-- Start --

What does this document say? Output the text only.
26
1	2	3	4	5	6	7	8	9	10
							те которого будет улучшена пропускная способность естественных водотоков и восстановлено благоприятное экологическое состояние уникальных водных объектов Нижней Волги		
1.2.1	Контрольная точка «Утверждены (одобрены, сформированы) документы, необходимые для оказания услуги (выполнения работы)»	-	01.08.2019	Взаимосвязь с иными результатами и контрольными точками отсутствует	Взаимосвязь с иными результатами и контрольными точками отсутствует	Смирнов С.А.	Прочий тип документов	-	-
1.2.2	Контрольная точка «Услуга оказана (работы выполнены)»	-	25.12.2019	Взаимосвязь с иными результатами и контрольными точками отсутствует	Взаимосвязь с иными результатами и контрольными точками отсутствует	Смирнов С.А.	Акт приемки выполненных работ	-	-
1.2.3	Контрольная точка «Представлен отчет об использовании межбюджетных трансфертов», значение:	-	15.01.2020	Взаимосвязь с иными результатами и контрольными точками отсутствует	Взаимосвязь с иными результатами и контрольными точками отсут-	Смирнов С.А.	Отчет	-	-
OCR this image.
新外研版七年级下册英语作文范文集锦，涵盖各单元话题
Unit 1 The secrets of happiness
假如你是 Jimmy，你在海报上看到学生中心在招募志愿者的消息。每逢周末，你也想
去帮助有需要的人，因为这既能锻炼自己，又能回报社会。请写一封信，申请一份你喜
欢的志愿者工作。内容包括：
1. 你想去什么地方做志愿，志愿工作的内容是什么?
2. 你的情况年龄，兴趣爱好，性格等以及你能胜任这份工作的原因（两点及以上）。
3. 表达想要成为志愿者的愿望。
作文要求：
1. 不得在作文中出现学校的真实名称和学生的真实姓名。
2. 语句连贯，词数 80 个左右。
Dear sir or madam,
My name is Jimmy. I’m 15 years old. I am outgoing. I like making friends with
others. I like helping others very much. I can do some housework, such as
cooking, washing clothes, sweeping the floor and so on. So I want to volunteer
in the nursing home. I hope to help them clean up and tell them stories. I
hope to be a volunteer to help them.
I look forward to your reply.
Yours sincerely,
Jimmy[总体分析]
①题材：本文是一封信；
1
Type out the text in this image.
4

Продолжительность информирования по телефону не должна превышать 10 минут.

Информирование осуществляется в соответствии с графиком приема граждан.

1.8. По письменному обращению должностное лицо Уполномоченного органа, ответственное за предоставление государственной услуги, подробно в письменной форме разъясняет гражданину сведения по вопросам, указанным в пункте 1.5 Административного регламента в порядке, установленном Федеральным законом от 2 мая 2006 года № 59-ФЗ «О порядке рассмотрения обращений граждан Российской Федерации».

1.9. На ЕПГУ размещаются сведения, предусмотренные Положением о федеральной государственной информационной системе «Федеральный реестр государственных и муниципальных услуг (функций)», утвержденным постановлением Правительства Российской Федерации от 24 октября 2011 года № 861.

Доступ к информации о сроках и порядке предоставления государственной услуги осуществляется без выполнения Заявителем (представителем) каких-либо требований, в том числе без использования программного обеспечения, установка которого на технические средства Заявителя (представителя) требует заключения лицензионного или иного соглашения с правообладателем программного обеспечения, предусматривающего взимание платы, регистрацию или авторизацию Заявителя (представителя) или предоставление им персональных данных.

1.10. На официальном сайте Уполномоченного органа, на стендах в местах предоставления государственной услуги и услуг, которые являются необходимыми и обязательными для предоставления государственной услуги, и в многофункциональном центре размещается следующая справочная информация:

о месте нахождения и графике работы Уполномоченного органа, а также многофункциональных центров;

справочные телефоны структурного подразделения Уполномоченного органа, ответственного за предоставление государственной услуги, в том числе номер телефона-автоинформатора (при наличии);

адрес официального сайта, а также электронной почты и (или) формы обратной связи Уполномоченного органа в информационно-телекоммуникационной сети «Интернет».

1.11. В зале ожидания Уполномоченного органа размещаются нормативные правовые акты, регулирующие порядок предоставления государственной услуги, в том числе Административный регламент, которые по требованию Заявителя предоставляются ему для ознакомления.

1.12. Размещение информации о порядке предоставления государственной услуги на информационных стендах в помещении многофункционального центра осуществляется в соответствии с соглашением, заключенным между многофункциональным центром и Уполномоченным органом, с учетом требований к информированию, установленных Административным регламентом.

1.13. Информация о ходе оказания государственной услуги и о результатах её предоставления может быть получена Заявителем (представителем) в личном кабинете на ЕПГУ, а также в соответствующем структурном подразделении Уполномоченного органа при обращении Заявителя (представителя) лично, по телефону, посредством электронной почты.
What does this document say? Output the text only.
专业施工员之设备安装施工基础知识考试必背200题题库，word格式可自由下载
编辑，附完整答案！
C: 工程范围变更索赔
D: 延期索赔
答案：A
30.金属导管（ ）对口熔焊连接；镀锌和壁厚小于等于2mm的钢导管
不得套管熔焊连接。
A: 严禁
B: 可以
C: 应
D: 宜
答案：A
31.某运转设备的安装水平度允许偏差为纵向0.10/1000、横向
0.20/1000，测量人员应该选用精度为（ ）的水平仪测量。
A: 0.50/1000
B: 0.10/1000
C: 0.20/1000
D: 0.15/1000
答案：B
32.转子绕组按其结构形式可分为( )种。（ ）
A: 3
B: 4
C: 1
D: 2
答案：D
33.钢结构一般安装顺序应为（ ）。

-- End --

» **WHAT TO WORK ON**
Print the material above once more, exactly.

» **RESULT OF THIS EXERCISE**
What does this document say? Output the text only.
26
1	2	3	4	5	6	7	8	9	10
							те которого будет улучшена пропускная способность естественных водотоков и восстановлено благоприятное экологическое состояние уникальных водных объектов Нижней Волги		
1.2.1	Контрольная точка «Утверждены (одобрены, сформированы) документы, необходимые для оказания услуги (выполнения работы)»	-	01.08.2019	Взаимосвязь с иными результатами и контрольными точками отсутствует	Взаимосвязь с иными результатами и контрольными точками отсутствует	Смирнов С.А.	Прочий тип документов	-	-
1.2.2	Контрольная точка «Услуга оказана (работы выполнены)»	-	25.12.2019	Взаимосвязь с иными результатами и контрольными точками отсутствует	Взаимосвязь с иными результатами и контрольными точками отсутствует	Смирнов С.А.	Акт приемки выполненных работ	-	-
1.2.3	Контрольная точка «Представлен отчет об использовании межбюджетных трансфертов», значение:	-	15.01.2020	Взаимосвязь с иными результатами и контрольными точками отсутствует	Взаимосвязь с иными результатами и контрольными точками отсут-	Смирнов С.А.	Отчет	-	-
OCR this image.
新外研版七年级下册英语作文范文集锦，涵盖各单元话题
Unit 1 The secrets of happiness
假如你是 Jimmy，你在海报上看到学生中心在招募志愿者的消息。每逢周末，你也想
去帮助有需要的人，因为这既能锻炼自己，又能回报社会。请写一封信，申请一份你喜
欢的志愿者工作。内容包括：
1. 你想去什么地方做志愿，志愿工作的内容是什么?
2. 你的情况年龄，兴趣爱好，性格等以及你能胜任这份工作的原因（两点及以上）。
3. 表达想要成为志愿者的愿望。
作文要求：
1. 不得在作文中出现学校的真实名称和学生的真实姓名。
2. 语句连贯，词数 80 个左右。
Dear sir or madam,
My name is Jimmy. I’m 15 years old. I am outgoing. I like making friends with
others. I like helping others very much. I can do some housework, such as
cooking, washing clothes, sweeping the floor and so on. So I want to volunteer
in the nursing home. I hope to help them clean up and tell them stories. I
hope to be a volunteer to help them.
I look forward to your reply.
Yours sincerely,
Jimmy[总体分析]
①题材：本文是一封信；
1
Type out the text in this image.
4

Продолжительность информирования по телефону не должна превышать 10 минут.

Информирование осуществляется в соответствии с графиком приема граждан.

1.8. По письменному обращению должностное лицо Уполномоченного органа, ответственное за предоставление государственной услуги, подробно в письменной форме разъясняет гражданину сведения по вопросам, указанным в пункте 1.5 Административного регламента в порядке, установленном Федеральным законом от 2 мая 2006 года № 59-ФЗ «О порядке рассмотрения обращений граждан Российской Федерации».

1.9. На ЕПГУ размещаются сведения, предусмотренные Положением о федеральной государственной информационной системе «Федеральный реестр государственных и муниципальных услуг (функций)», утвержденным постановлением Правительства Российской Федерации от 24 октября 2011 года № 861.

Доступ к информации о сроках и порядке предоставления государственной услуги осуществляется без выполнения Заявителем (представителем) каких-либо требований, в том числе без использования программного обеспечения, установка которого на технические средства Заявителя (представителя) требует заключения лицензионного или иного соглашения с правообладателем программного обеспечения, предусматривающего взимание платы, регистрацию или авторизацию Заявителя (представителя) или предоставление им персональных данных.

1.10. На официальном сайте Уполномоченного органа, на стендах в местах предоставления государственной услуги и услуг, которые являются необходимыми и обязательными для предоставления государственной услуги, и в многофункциональном центре размещается следующая справочная информация:

о месте нахождения и графике работы Уполномоченного органа, а также многофункциональных центров;

справочные телефоны структурного подразделения Уполномоченного органа, ответственного за предоставление государственной услуги, в том числе номер телефона-автоинформатора (при наличии);

адрес официального сайта, а также электронной почты и (или) формы обратной связи Уполномоченного органа в информационно-телекоммуникационной сети «Интернет».

1.11. В зале ожидания Уполномоченного органа размещаются нормативные правовые акты, регулирующие порядок предоставления государственной услуги, в том числе Административный регламент, которые по требованию Заявителя предоставляются ему для ознакомления.

1.12. Размещение информации о порядке предоставления государственной услуги на информационных стендах в помещении многофункционального центра осуществляется в соответствии с соглашением, заключенным между многофункциональным центром и Уполномоченным органом, с учетом требований к информированию, установленных Административным регламентом.

1.13. Информация о ходе оказания государственной услуги и о результатах её предоставления может быть получена Заявителем (представителем) в личном кабинете на ЕПГУ, а также в соответствующем структурном подразделении Уполномоченного органа при обращении Заявителя (представителя) лично, по телефону, посредством электронной почты.
What does this document say? Output the text only.
专业施工员之设备安装施工基础知识考试必背200题题库，word格式可自由下载
编辑，附完整答案！
C: 工程范围变更索赔
D: 延期索赔
答案：A
30.金属导管（ ）对口熔焊连接；镀锌和壁厚小于等于2mm的钢导管
不得套管熔焊连接。
A: 严禁
B: 可以
C: 应
D: 宜
答案：A
31.某运转设备的安装水平度允许偏差为纵向0.10/1000、横向
0.20/1000，测量人员应该选用精度为（ ）的水平仪测量。
A: 0.50/1000
B: 0.10/1000
C: 0.20/1000
D: 0.15/1000
答案：B
32.转子绕组按其结构形式可分为( )种。（ ）
A: 3
B: 4
C: 1
D: 2
答案：D
33.钢结构一般安装顺序应为（ ）。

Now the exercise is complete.